[Data in this exercise start]

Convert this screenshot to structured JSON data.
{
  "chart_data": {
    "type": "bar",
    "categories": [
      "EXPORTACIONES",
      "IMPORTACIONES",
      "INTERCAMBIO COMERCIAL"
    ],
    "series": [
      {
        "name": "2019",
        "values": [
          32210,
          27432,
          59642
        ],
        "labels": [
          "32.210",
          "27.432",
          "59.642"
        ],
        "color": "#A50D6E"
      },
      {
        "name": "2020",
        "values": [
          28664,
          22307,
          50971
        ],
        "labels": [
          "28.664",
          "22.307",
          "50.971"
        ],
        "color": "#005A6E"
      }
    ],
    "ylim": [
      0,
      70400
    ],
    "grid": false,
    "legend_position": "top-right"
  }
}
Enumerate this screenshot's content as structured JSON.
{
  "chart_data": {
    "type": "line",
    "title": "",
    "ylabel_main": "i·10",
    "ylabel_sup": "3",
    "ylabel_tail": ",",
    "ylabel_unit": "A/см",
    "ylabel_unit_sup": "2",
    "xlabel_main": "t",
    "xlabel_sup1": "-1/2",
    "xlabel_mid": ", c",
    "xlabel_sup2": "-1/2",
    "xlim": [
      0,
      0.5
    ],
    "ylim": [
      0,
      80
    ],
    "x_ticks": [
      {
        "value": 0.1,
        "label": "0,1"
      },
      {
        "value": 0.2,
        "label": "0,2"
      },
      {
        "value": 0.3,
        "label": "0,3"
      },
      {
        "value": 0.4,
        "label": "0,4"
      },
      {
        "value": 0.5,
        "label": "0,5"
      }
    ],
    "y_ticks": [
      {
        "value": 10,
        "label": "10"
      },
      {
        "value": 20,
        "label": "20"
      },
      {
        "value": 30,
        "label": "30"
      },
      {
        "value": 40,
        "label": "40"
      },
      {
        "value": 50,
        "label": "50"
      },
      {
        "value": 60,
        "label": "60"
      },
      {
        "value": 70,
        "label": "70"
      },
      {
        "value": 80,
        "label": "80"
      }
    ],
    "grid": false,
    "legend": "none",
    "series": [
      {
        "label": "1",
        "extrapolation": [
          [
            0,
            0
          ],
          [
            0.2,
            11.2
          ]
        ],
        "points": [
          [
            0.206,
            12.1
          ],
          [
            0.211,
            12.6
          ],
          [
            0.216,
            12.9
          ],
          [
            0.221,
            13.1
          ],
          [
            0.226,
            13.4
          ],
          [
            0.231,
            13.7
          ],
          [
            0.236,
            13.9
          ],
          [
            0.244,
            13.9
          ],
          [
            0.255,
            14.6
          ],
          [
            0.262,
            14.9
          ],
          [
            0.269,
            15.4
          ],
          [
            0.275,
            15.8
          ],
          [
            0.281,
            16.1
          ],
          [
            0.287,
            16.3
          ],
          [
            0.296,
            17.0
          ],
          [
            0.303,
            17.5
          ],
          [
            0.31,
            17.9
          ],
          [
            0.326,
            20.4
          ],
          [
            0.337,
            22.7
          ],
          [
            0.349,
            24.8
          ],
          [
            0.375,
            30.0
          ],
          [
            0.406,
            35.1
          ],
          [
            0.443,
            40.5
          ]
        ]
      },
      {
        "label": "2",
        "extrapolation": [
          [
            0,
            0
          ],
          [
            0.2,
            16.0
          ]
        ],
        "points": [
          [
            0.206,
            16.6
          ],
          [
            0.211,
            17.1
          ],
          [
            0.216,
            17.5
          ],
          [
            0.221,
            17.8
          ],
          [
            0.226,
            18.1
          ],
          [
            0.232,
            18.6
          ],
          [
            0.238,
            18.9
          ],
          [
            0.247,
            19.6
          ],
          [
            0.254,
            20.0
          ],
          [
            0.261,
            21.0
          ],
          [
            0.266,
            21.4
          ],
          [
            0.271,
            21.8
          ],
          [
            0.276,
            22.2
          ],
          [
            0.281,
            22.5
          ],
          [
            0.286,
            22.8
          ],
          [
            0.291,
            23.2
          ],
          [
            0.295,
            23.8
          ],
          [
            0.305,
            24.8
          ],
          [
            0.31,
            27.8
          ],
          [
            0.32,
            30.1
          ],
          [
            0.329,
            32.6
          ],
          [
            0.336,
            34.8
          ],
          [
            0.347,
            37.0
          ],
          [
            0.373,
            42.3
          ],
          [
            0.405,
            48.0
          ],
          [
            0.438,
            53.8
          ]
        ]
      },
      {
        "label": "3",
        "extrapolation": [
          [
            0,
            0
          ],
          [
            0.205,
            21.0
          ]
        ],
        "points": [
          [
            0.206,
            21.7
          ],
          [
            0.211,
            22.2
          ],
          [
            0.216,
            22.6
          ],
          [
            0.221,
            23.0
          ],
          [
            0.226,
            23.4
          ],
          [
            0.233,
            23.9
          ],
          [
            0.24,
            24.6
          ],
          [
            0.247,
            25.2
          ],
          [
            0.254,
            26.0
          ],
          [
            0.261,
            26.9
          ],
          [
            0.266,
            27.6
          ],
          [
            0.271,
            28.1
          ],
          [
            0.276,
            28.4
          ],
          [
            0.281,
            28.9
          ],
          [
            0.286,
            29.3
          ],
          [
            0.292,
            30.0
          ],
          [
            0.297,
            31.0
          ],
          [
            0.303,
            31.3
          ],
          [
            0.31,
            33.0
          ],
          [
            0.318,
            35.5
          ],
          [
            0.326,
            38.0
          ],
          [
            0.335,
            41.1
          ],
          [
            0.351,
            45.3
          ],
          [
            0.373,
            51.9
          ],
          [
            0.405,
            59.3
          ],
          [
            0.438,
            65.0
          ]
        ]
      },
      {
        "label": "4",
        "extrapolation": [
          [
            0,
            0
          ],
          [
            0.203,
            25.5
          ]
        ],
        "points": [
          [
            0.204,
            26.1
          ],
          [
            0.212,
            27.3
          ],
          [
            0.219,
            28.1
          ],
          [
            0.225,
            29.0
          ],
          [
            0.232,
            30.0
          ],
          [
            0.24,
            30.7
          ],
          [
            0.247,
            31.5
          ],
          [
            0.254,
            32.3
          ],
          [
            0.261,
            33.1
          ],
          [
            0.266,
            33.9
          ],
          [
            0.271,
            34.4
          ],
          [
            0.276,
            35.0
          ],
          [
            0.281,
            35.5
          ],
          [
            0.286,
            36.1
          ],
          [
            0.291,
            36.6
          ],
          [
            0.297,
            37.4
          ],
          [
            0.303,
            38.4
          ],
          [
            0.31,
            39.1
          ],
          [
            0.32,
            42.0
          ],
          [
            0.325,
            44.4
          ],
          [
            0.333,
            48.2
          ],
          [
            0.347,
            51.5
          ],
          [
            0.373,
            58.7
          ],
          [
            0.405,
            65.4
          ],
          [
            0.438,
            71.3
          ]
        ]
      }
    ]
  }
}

[Data in this exercise end]

Goal:
Write out the data again, exactly and in full.

Response:
Convert this screenshot to structured JSON data.
{
  "chart_data": {
    "type": "bar",
    "categories": [
      "EXPORTACIONES",
      "IMPORTACIONES",
      "INTERCAMBIO COMERCIAL"
    ],
    "series": [
      {
        "name": "2019",
        "values": [
          32210,
          27432,
          59642
        ],
        "labels": [
          "32.210",
          "27.432",
          "59.642"
        ],
        "color": "#A50D6E"
      },
      {
        "name": "2020",
        "values": [
          28664,
          22307,
          50971
        ],
        "labels": [
          "28.664",
          "22.307",
          "50.971"
        ],
        "color": "#005A6E"
      }
    ],
    "ylim": [
      0,
      70400
    ],
    "grid": false,
    "legend_position": "top-right"
  }
}
Enumerate this screenshot's content as structured JSON.
{
  "chart_data": {
    "type": "line",
    "title": "",
    "ylabel_main": "i·10",
    "ylabel_sup": "3",
    "ylabel_tail": ",",
    "ylabel_unit": "A/см",
    "ylabel_unit_sup": "2",
    "xlabel_main": "t",
    "xlabel_sup1": "-1/2",
    "xlabel_mid": ", c",
    "xlabel_sup2": "-1/2",
    "xlim": [
      0,
      0.5
    ],
    "ylim": [
      0,
      80
    ],
    "x_ticks": [
      {
        "value": 0.1,
        "label": "0,1"
      },
      {
        "value": 0.2,
        "label": "0,2"
      },
      {
        "value": 0.3,
        "label": "0,3"
      },
      {
        "value": 0.4,
        "label": "0,4"
      },
      {
        "value": 0.5,
        "label": "0,5"
      }
    ],
    "y_ticks": [
      {
        "value": 10,
        "label": "10"
      },
      {
        "value": 20,
        "label": "20"
      },
      {
        "value": 30,
        "label": "30"
      },
      {
        "value": 40,
        "label": "40"
      },
      {
        "value": 50,
        "label": "50"
      },
      {
        "value": 60,
        "label": "60"
      },
      {
        "value": 70,
        "label": "70"
      },
      {
        "value": 80,
        "label": "80"
      }
    ],
    "grid": false,
    "legend": "none",
    "series": [
      {
        "label": "1",
        "extrapolation": [
          [
            0,
            0
          ],
          [
            0.2,
            11.2
          ]
        ],
        "points": [
          [
            0.206,
            12.1
          ],
          [
            0.211,
            12.6
          ],
          [
            0.216,
            12.9
          ],
          [
            0.221,
            13.1
          ],
          [
            0.226,
            13.4
          ],
          [
            0.231,
            13.7
          ],
          [
            0.236,
            13.9
          ],
          [
            0.244,
            13.9
          ],
          [
            0.255,
            14.6
          ],
          [
            0.262,
            14.9
          ],
          [
            0.269,
            15.4
          ],
          [
            0.275,
            15.8
          ],
          [
            0.281,
            16.1
          ],
          [
            0.287,
            16.3
          ],
          [
            0.296,
            17.0
          ],
          [
            0.303,
            17.5
          ],
          [
            0.31,
            17.9
          ],
          [
            0.326,
            20.4
          ],
          [
            0.337,
            22.7
          ],
          [
            0.349,
            24.8
          ],
          [
            0.375,
            30.0
          ],
          [
            0.406,
            35.1
          ],
          [
            0.443,
            40.5
          ]
        ]
      },
      {
        "label": "2",
        "extrapolation": [
          [
            0,
            0
          ],
          [
            0.2,
            16.0
          ]
        ],
        "points": [
          [
            0.206,
            16.6
          ],
          [
            0.211,
            17.1
          ],
          [
            0.216,
            17.5
          ],
          [
            0.221,
            17.8
          ],
          [
            0.226,
            18.1
          ],
          [
            0.232,
            18.6
          ],
          [
            0.238,
            18.9
          ],
          [
            0.247,
            19.6
          ],
          [
            0.254,
            20.0
          ],
          [
            0.261,
            21.0
          ],
          [
            0.266,
            21.4
          ],
          [
            0.271,
            21.8
          ],
          [
            0.276,
            22.2
          ],
          [
            0.281,
            22.5
          ],
          [
            0.286,
            22.8
          ],
          [
            0.291,
            23.2
          ],
          [
            0.295,
            23.8
          ],
          [
            0.305,
            24.8
          ],
          [
            0.31,
            27.8
          ],
          [
            0.32,
            30.1
          ],
          [
            0.329,
            32.6
          ],
          [
            0.336,
            34.8
          ],
          [
            0.347,
            37.0
          ],
          [
            0.373,
            42.3
          ],
          [
            0.405,
            48.0
          ],
          [
            0.438,
            53.8
          ]
        ]
      },
      {
        "label": "3",
        "extrapolation": [
          [
            0,
            0
          ],
          [
            0.205,
            21.0
          ]
        ],
        "points": [
          [
            0.206,
            21.7
          ],
          [
            0.211,
            22.2
          ],
          [
            0.216,
            22.6
          ],
          [
            0.221,
            23.0
          ],
          [
            0.226,
            23.4
          ],
          [
            0.233,
            23.9
          ],
          [
            0.24,
            24.6
          ],
          [
            0.247,
            25.2
          ],
          [
            0.254,
            26.0
          ],
          [
            0.261,
            26.9
          ],
          [
            0.266,
            27.6
          ],
          [
            0.271,
            28.1
          ],
          [
            0.276,
            28.4
          ],
          [
            0.281,
            28.9
          ],
          [
            0.286,
            29.3
          ],
          [
            0.292,
            30.0
          ],
          [
            0.297,
            31.0
          ],
          [
            0.303,
            31.3
          ],
          [
            0.31,
            33.0
          ],
          [
            0.318,
            35.5
          ],
          [
            0.326,
            38.0
          ],
          [
            0.335,
            41.1
          ],
          [
            0.351,
            45.3
          ],
          [
            0.373,
            51.9
          ],
          [
            0.405,
            59.3
          ],
          [
            0.438,
            65.0
          ]
        ]
      },
      {
        "label": "4",
        "extrapolation": [
          [
            0,
            0
          ],
          [
            0.203,
            25.5
          ]
        ],
        "points": [
          [
            0.204,
            26.1
          ],
          [
            0.212,
            27.3
          ],
          [
            0.219,
            28.1
          ],
          [
            0.225,
            29.0
          ],
          [
            0.232,
            30.0
          ],
          [
            0.24,
            30.7
          ],
          [
            0.247,
            31.5
          ],
          [
            0.254,
            32.3
          ],
          [
            0.261,
            33.1
          ],
          [
            0.266,
            33.9
          ],
          [
            0.271,
            34.4
          ],
          [
            0.276,
            35.0
          ],
          [
            0.281,
            35.5
          ],
          [
            0.286,
            36.1
          ],
          [
            0.291,
            36.6
          ],
          [
            0.297,
            37.4
          ],
          [
            0.303,
            38.4
          ],
          [
            0.31,
            39.1
          ],
          [
            0.32,
            42.0
          ],
          [
            0.325,
            44.4
          ],
          [
            0.333,
            48.2
          ],
          [
            0.347,
            51.5
          ],
          [
            0.373,
            58.7
          ],
          [
            0.405,
            65.4
          ],
          [
            0.438,
            71.3
          ]
        ]
      }
    ]
  }
}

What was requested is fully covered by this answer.